What to work on ▸
Repeat every record below exactly, but leave out any pictures.

Information given ▸
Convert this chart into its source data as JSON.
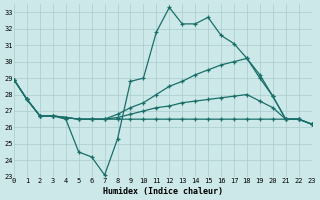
{
  "xlabel": "Humidex (Indice chaleur)",
  "bg_color": "#cce8e8",
  "grid_color": "#aacccc",
  "line_color": "#1a6e6a",
  "xlim": [
    0,
    23
  ],
  "ylim": [
    23,
    33.5
  ],
  "yticks": [
    23,
    24,
    25,
    26,
    27,
    28,
    29,
    30,
    31,
    32,
    33
  ],
  "xticks": [
    0,
    1,
    2,
    3,
    4,
    5,
    6,
    7,
    8,
    9,
    10,
    11,
    12,
    13,
    14,
    15,
    16,
    17,
    18,
    19,
    20,
    21,
    22,
    23
  ],
  "line_dip": {
    "x": [
      0,
      1,
      2,
      3,
      4,
      5,
      6,
      7,
      8,
      9,
      10,
      11,
      12,
      13,
      14,
      15,
      16,
      17,
      18,
      19,
      20,
      21,
      22,
      23
    ],
    "y": [
      28.9,
      27.7,
      26.7,
      26.7,
      26.5,
      24.5,
      24.2,
      23.1,
      25.3,
      28.8,
      29.0,
      31.8,
      33.3,
      32.3,
      32.3,
      32.7,
      31.6,
      31.1,
      30.2,
      29.2,
      27.9,
      26.5,
      26.5,
      26.2
    ]
  },
  "line_high": {
    "x": [
      0,
      1,
      2,
      3,
      4,
      5,
      6,
      7,
      8,
      9,
      10,
      11,
      12,
      13,
      14,
      15,
      16,
      17,
      18,
      19,
      20,
      21,
      22,
      23
    ],
    "y": [
      28.9,
      27.7,
      26.7,
      26.7,
      26.6,
      26.5,
      26.5,
      26.5,
      26.8,
      27.2,
      27.5,
      28.0,
      28.5,
      28.8,
      29.2,
      29.5,
      29.8,
      30.0,
      30.2,
      29.0,
      27.9,
      26.5,
      26.5,
      26.2
    ]
  },
  "line_mid": {
    "x": [
      0,
      1,
      2,
      3,
      4,
      5,
      6,
      7,
      8,
      9,
      10,
      11,
      12,
      13,
      14,
      15,
      16,
      17,
      18,
      19,
      20,
      21,
      22,
      23
    ],
    "y": [
      28.9,
      27.7,
      26.7,
      26.7,
      26.6,
      26.5,
      26.5,
      26.5,
      26.6,
      26.8,
      27.0,
      27.2,
      27.3,
      27.5,
      27.6,
      27.7,
      27.8,
      27.9,
      28.0,
      27.6,
      27.2,
      26.5,
      26.5,
      26.2
    ]
  },
  "line_flat": {
    "x": [
      0,
      1,
      2,
      3,
      4,
      5,
      6,
      7,
      8,
      9,
      10,
      11,
      12,
      13,
      14,
      15,
      16,
      17,
      18,
      19,
      20,
      21,
      22,
      23
    ],
    "y": [
      28.9,
      27.7,
      26.7,
      26.7,
      26.6,
      26.5,
      26.5,
      26.5,
      26.5,
      26.5,
      26.5,
      26.5,
      26.5,
      26.5,
      26.5,
      26.5,
      26.5,
      26.5,
      26.5,
      26.5,
      26.5,
      26.5,
      26.5,
      26.2
    ]
  }
}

The answer ▸
Convert this chart into its source data as JSON.
{
  "xlabel": "Humidex (Indice chaleur)",
  "bg_color": "#cce8e8",
  "grid_color": "#aacccc",
  "line_color": "#1a6e6a",
  "xlim": [
    0,
    23
  ],
  "ylim": [
    23,
    33.5
  ],
  "yticks": [
    23,
    24,
    25,
    26,
    27,
    28,
    29,
    30,
    31,
    32,
    33
  ],
  "xticks": [
    0,
    1,
    2,
    3,
    4,
    5,
    6,
    7,
    8,
    9,
    10,
    11,
    12,
    13,
    14,
    15,
    16,
    17,
    18,
    19,
    20,
    21,
    22,
    23
  ],
  "line_dip": {
    "x": [
      0,
      1,
      2,
      3,
      4,
      5,
      6,
      7,
      8,
      9,
      10,
      11,
      12,
      13,
      14,
      15,
      16,
      17,
      18,
      19,
      20,
      21,
      22,
      23
    ],
    "y": [
      28.9,
      27.7,
      26.7,
      26.7,
      26.5,
      24.5,
      24.2,
      23.1,
      25.3,
      28.8,
      29.0,
      31.8,
      33.3,
      32.3,
      32.3,
      32.7,
      31.6,
      31.1,
      30.2,
      29.2,
      27.9,
      26.5,
      26.5,
      26.2
    ]
  },
  "line_high": {
    "x": [
      0,
      1,
      2,
      3,
      4,
      5,
      6,
      7,
      8,
      9,
      10,
      11,
      12,
      13,
      14,
      15,
      16,
      17,
      18,
      19,
      20,
      21,
      22,
      23
    ],
    "y": [
      28.9,
      27.7,
      26.7,
      26.7,
      26.6,
      26.5,
      26.5,
      26.5,
      26.8,
      27.2,
      27.5,
      28.0,
      28.5,
      28.8,
      29.2,
      29.5,
      29.8,
      30.0,
      30.2,
      29.0,
      27.9,
      26.5,
      26.5,
      26.2
    ]
  },
  "line_mid": {
    "x": [
      0,
      1,
      2,
      3,
      4,
      5,
      6,
      7,
      8,
      9,
      10,
      11,
      12,
      13,
      14,
      15,
      16,
      17,
      18,
      19,
      20,
      21,
      22,
      23
    ],
    "y": [
      28.9,
      27.7,
      26.7,
      26.7,
      26.6,
      26.5,
      26.5,
      26.5,
      26.6,
      26.8,
      27.0,
      27.2,
      27.3,
      27.5,
      27.6,
      27.7,
      27.8,
      27.9,
      28.0,
      27.6,
      27.2,
      26.5,
      26.5,
      26.2
    ]
  },
  "line_flat": {
    "x": [
      0,
      1,
      2,
      3,
      4,
      5,
      6,
      7,
      8,
      9,
      10,
      11,
      12,
      13,
      14,
      15,
      16,
      17,
      18,
      19,
      20,
      21,
      22,
      23
    ],
    "y": [
      28.9,
      27.7,
      26.7,
      26.7,
      26.6,
      26.5,
      26.5,
      26.5,
      26.5,
      26.5,
      26.5,
      26.5,
      26.5,
      26.5,
      26.5,
      26.5,
      26.5,
      26.5,
      26.5,
      26.5,
      26.5,
      26.5,
      26.5,
      26.2
    ]
  }
}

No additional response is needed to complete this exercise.